[Element-and-box listings]
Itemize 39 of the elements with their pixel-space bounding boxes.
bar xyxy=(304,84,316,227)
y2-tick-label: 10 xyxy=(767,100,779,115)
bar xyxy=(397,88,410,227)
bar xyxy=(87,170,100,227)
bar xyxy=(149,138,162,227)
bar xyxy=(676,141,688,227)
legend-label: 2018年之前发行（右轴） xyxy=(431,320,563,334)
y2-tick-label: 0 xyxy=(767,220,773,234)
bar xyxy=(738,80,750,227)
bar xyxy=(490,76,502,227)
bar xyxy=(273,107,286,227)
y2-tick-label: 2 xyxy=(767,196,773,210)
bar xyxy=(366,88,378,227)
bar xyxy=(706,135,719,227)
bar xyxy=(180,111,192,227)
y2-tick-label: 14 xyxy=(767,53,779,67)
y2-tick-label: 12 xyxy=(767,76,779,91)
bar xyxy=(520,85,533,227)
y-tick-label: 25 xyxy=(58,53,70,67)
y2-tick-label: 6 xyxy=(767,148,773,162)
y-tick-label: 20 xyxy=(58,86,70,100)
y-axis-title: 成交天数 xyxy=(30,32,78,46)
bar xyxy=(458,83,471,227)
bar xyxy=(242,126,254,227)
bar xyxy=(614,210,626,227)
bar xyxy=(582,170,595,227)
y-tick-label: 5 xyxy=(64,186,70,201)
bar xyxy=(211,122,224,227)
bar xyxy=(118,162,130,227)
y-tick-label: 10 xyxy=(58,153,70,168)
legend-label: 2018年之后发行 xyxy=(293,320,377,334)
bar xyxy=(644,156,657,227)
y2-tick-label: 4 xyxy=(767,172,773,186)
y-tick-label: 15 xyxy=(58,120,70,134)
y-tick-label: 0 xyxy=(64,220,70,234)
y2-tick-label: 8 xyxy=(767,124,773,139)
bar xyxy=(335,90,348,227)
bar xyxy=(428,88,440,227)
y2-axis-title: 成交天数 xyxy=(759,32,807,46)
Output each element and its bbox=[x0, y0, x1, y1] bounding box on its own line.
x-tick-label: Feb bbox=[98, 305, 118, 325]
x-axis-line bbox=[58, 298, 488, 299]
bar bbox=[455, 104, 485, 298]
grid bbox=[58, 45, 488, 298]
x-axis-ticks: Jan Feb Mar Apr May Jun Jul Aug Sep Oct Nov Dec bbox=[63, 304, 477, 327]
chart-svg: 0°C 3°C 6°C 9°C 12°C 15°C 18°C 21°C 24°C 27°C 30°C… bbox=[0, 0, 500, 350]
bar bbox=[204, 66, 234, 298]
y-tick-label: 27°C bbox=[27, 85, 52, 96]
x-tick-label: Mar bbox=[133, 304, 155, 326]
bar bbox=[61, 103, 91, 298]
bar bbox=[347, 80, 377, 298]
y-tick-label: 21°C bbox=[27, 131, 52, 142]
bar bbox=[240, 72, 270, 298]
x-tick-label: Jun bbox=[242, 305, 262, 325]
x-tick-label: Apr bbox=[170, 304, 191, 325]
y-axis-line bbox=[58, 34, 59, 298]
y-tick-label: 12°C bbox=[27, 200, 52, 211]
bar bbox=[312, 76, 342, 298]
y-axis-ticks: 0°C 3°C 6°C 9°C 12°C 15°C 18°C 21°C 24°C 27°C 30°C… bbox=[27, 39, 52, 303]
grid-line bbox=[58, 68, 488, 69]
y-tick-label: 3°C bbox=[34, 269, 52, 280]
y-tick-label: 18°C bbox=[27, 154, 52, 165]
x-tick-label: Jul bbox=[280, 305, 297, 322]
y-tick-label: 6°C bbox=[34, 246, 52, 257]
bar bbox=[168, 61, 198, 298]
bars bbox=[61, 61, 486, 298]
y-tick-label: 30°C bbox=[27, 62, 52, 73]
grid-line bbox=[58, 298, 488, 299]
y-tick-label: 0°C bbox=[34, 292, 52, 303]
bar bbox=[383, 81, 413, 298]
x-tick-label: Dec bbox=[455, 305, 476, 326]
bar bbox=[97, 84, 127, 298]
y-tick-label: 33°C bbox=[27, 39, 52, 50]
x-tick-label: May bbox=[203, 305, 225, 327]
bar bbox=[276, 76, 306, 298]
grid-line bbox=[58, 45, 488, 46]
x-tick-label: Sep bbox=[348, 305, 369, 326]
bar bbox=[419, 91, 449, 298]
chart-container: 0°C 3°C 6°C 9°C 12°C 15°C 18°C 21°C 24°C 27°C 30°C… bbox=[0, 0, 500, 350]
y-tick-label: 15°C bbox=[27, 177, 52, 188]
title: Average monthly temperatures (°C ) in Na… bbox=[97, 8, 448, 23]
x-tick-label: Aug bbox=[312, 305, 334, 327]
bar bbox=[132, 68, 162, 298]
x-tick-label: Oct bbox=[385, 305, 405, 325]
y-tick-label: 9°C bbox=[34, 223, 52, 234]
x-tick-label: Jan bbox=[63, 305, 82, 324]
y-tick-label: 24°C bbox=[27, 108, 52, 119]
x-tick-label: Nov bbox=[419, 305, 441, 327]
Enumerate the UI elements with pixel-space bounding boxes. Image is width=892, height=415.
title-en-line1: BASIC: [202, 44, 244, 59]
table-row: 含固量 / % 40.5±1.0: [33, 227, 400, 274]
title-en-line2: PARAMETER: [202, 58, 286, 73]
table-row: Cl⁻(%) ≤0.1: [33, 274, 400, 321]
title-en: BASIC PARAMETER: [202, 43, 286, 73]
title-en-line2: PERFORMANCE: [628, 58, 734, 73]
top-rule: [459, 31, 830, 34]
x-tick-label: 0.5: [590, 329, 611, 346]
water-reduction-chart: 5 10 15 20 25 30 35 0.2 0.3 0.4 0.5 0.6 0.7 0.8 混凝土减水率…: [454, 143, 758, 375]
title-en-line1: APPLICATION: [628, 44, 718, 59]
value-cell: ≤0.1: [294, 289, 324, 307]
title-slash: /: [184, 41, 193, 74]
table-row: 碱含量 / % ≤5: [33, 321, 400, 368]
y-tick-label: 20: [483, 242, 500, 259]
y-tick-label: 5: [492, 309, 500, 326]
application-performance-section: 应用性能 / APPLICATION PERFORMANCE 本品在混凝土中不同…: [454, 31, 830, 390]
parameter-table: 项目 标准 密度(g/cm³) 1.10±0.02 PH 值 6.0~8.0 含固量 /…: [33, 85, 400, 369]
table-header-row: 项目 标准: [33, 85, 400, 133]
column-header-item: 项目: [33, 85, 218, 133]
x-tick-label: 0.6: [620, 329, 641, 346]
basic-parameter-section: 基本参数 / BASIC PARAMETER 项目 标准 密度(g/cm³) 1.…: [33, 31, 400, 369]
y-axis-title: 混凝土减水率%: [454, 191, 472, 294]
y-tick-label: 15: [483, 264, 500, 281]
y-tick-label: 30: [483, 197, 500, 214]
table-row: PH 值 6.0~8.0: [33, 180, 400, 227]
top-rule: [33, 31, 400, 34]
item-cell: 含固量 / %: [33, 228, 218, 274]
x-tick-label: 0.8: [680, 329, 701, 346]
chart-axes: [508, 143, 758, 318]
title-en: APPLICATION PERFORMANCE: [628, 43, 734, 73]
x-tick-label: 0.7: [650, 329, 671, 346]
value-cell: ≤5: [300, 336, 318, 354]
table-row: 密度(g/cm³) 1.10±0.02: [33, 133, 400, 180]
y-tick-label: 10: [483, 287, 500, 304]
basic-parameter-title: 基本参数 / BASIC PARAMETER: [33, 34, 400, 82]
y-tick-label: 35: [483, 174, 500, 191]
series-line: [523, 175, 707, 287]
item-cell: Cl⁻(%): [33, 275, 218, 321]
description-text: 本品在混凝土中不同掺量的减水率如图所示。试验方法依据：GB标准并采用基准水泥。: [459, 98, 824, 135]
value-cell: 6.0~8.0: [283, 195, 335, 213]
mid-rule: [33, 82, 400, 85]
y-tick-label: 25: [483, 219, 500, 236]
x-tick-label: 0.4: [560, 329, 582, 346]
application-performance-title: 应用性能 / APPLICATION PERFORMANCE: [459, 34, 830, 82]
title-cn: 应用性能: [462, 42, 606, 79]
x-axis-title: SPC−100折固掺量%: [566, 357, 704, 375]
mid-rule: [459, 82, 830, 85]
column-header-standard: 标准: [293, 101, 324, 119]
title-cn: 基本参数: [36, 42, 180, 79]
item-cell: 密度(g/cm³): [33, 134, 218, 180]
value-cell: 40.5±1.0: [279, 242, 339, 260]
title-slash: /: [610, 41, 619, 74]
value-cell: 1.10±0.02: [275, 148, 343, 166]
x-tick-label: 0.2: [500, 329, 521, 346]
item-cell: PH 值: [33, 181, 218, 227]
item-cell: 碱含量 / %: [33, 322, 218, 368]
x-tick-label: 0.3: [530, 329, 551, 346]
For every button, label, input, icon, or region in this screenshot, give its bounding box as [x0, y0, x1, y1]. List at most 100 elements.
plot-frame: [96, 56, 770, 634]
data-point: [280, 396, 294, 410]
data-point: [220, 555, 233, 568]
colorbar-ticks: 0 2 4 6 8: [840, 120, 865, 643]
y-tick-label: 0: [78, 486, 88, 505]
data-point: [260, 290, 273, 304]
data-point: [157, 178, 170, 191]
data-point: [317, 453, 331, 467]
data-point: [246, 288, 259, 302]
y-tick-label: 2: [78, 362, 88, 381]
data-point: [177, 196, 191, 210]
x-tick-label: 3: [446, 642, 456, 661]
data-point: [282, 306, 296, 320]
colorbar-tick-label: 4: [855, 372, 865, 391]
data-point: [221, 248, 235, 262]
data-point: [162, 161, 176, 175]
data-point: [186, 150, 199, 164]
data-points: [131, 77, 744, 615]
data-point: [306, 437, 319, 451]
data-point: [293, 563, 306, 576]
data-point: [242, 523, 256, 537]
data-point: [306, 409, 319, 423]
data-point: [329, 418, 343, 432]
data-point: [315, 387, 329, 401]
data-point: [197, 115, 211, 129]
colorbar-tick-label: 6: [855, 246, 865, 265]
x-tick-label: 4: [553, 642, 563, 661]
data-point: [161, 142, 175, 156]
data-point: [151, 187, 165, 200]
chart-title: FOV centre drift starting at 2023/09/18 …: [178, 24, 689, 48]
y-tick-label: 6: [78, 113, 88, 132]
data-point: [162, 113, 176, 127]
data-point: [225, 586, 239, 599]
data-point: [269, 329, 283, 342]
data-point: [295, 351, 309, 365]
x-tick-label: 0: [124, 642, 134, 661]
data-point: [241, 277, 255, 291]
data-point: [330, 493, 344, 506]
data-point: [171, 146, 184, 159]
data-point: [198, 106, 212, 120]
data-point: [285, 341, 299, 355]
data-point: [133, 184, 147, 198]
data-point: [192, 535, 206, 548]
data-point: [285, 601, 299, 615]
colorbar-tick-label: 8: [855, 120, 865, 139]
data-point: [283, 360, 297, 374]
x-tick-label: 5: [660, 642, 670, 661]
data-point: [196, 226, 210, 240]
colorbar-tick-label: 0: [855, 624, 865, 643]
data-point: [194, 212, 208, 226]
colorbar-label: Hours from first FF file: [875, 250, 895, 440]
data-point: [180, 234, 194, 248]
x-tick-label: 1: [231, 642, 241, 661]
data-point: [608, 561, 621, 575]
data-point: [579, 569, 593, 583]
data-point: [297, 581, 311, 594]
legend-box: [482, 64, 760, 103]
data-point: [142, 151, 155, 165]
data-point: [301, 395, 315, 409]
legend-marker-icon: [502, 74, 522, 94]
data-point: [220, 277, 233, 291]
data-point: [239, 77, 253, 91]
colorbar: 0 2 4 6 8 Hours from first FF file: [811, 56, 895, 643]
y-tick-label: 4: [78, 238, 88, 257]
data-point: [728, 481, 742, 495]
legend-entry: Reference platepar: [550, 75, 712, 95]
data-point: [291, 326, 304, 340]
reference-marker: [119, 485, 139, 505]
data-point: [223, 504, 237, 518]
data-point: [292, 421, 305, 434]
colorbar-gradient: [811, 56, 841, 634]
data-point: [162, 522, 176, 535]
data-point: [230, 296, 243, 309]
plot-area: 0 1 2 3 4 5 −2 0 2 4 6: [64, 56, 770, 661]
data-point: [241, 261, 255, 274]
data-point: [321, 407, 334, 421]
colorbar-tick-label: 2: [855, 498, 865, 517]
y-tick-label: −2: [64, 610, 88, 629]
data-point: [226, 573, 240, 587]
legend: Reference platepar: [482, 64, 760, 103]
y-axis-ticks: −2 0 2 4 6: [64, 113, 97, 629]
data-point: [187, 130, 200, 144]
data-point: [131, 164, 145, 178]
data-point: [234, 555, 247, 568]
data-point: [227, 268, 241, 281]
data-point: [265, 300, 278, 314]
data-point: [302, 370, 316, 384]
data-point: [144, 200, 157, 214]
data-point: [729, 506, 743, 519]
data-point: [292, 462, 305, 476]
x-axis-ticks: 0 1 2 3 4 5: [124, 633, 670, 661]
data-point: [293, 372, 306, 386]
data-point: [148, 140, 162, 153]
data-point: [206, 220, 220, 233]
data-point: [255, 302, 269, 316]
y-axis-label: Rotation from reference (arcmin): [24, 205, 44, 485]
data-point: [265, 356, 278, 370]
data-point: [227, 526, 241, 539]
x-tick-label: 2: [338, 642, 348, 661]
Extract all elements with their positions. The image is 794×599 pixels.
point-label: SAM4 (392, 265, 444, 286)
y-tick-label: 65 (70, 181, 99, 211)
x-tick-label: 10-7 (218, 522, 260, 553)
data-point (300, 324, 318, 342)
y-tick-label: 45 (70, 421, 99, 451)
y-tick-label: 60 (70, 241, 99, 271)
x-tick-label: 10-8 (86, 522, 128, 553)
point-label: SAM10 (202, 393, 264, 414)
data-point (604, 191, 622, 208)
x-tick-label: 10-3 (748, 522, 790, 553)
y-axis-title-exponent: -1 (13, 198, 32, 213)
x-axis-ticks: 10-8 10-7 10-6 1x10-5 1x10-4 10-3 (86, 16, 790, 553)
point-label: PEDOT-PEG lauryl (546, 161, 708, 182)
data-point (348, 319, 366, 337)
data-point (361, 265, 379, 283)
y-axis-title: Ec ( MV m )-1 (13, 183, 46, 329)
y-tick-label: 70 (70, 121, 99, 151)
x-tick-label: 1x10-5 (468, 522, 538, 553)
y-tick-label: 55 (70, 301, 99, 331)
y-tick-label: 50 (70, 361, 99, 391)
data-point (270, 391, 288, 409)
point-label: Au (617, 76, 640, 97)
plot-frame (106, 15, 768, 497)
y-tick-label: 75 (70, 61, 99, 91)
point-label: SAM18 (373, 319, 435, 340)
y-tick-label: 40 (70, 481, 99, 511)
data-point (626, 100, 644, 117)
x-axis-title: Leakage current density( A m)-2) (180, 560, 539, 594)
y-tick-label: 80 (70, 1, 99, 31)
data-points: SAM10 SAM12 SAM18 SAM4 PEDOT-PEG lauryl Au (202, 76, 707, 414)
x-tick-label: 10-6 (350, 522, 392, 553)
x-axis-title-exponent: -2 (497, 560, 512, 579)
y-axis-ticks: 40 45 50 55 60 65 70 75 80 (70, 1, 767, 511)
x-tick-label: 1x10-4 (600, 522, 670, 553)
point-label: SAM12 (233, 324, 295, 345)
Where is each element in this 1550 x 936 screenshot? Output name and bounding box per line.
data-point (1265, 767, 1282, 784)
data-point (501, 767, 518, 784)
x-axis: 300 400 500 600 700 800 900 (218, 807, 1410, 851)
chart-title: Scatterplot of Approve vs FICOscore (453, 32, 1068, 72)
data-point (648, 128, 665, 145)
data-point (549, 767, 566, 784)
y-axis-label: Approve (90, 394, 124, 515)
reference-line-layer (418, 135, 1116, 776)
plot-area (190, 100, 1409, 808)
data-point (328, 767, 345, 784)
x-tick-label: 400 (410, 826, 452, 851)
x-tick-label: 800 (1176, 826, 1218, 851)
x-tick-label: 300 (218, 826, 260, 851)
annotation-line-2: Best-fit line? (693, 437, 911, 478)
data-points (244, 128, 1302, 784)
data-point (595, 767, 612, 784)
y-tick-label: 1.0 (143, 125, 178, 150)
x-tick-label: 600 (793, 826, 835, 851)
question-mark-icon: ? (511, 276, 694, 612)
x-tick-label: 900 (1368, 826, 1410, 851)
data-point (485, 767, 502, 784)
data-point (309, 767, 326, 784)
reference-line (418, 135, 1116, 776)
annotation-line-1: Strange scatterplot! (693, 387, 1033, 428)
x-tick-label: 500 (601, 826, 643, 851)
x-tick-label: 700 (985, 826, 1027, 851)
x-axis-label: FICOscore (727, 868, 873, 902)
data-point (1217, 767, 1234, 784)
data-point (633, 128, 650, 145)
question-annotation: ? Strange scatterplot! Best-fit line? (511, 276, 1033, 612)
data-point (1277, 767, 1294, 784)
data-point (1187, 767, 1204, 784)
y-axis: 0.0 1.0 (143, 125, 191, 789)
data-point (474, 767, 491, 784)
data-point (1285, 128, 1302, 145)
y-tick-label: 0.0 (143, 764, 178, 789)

Written exercise
Reproduce the lines of the records from the start through the line containing "y2-tick-label: 14 xyxy=(767,53,779,67)", inclusive.

Final result
Itemize 39 of the elements with their pixel-space bounding boxes.
bar xyxy=(304,84,316,227)
y2-tick-label: 10 xyxy=(767,100,779,115)
bar xyxy=(397,88,410,227)
bar xyxy=(87,170,100,227)
bar xyxy=(149,138,162,227)
bar xyxy=(676,141,688,227)
legend-label: 2018年之前发行（右轴） xyxy=(431,320,563,334)
y2-tick-label: 0 xyxy=(767,220,773,234)
bar xyxy=(738,80,750,227)
bar xyxy=(490,76,502,227)
bar xyxy=(273,107,286,227)
y2-tick-label: 2 xyxy=(767,196,773,210)
bar xyxy=(366,88,378,227)
bar xyxy=(706,135,719,227)
bar xyxy=(180,111,192,227)
y2-tick-label: 14 xyxy=(767,53,779,67)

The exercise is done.